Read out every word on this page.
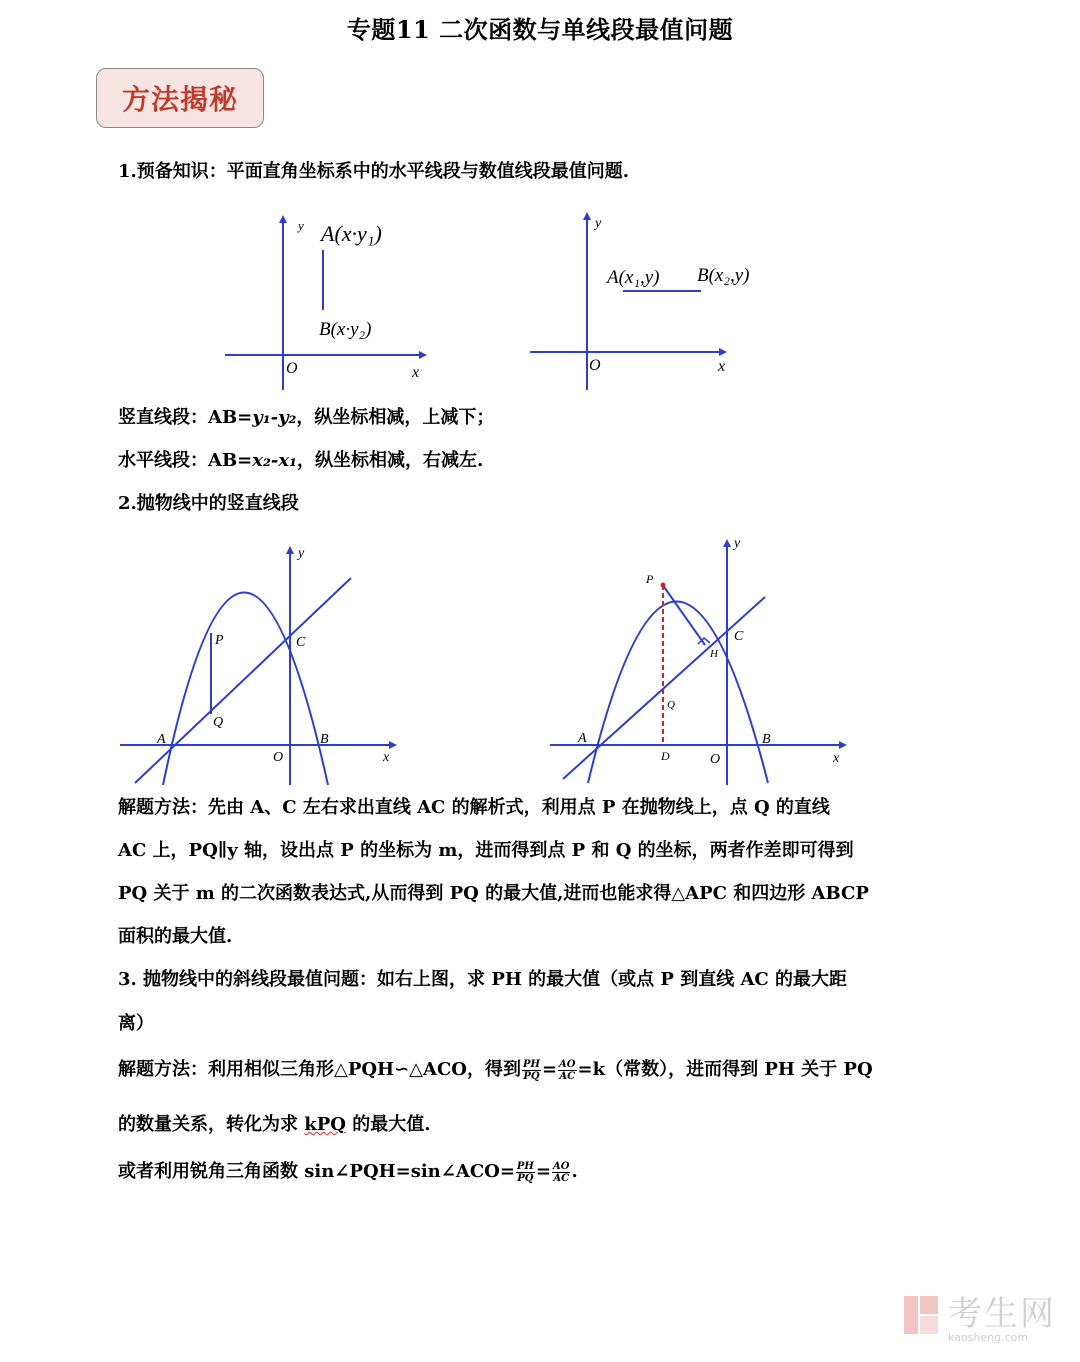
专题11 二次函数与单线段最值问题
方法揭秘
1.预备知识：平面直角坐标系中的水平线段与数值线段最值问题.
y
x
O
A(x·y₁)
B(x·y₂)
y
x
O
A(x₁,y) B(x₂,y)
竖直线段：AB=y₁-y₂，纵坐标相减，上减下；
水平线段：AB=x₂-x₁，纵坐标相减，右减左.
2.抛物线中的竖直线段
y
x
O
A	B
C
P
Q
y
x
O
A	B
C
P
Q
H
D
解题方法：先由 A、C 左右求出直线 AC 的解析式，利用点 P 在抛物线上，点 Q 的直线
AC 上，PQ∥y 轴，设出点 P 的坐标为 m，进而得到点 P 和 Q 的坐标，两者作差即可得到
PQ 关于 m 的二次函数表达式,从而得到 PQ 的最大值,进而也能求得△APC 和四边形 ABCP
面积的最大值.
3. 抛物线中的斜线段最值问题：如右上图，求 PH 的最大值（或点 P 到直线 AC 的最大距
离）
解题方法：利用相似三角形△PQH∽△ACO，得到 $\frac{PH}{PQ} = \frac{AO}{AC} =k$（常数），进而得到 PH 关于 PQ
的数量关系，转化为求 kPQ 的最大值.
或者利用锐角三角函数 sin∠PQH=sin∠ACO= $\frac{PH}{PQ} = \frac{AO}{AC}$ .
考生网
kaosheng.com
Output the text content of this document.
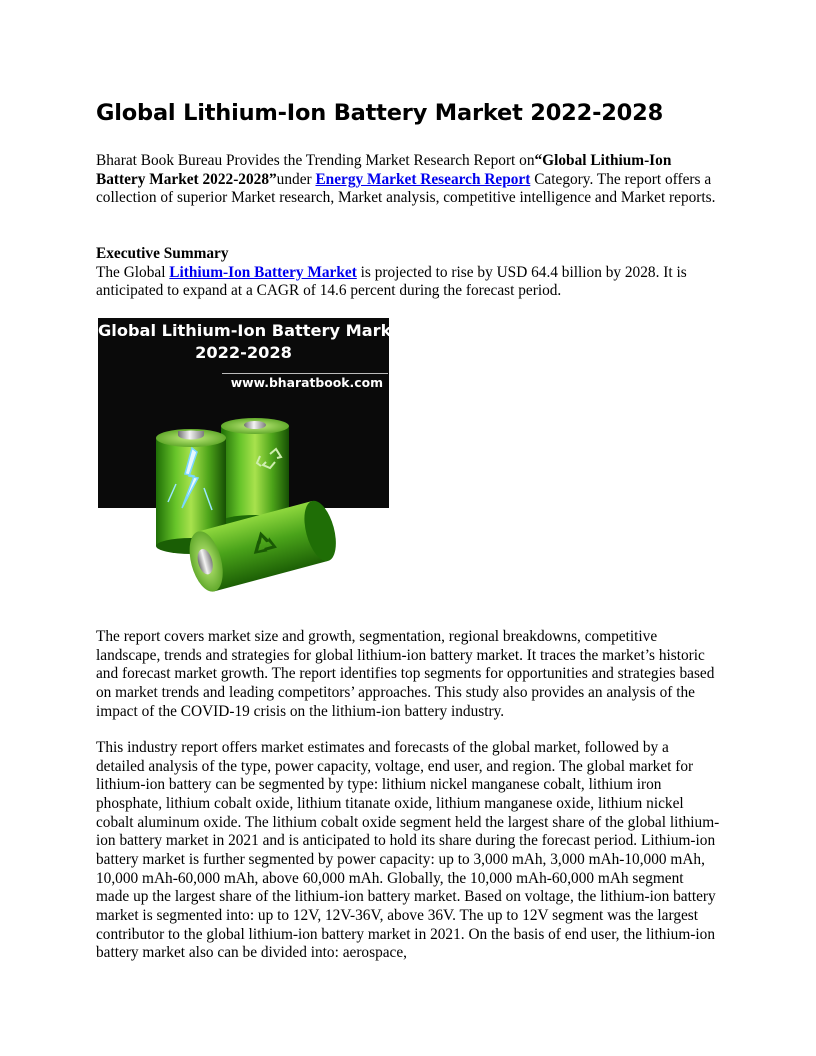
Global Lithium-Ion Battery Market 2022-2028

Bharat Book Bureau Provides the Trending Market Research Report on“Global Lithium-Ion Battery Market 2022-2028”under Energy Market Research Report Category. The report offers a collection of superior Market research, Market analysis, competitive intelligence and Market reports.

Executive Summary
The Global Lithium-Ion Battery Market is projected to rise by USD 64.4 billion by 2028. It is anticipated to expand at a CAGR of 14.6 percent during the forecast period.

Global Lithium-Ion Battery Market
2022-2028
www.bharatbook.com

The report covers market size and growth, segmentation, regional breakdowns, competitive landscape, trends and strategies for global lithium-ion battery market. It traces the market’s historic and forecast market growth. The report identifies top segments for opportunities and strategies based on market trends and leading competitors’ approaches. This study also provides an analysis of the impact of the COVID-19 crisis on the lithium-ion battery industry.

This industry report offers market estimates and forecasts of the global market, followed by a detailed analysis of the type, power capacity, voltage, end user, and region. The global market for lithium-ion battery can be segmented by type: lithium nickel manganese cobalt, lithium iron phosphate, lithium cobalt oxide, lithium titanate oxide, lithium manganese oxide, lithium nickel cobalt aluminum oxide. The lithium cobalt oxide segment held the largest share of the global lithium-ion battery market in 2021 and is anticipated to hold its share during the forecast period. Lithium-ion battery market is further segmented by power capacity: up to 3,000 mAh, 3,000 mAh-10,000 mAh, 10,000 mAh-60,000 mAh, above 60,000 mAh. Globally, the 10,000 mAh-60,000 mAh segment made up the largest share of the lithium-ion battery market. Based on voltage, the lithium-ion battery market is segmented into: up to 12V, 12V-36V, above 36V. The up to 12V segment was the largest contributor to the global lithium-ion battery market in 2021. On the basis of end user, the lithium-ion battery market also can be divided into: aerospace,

--------------------------------------------------

[Directions for this task] Pull every line containing the word "frac" out of the entries above.

[Exercise response]
解题方法：利用相似三角形△PQH∽△ACO，得到 $\frac{PH}{PQ} = \frac{AO}{AC} =k$（常数），进而得到 PH 关于 PQ
或者利用锐角三角函数 sin∠PQH=sin∠ACO= $\frac{PH}{PQ} = \frac{AO}{AC}$ .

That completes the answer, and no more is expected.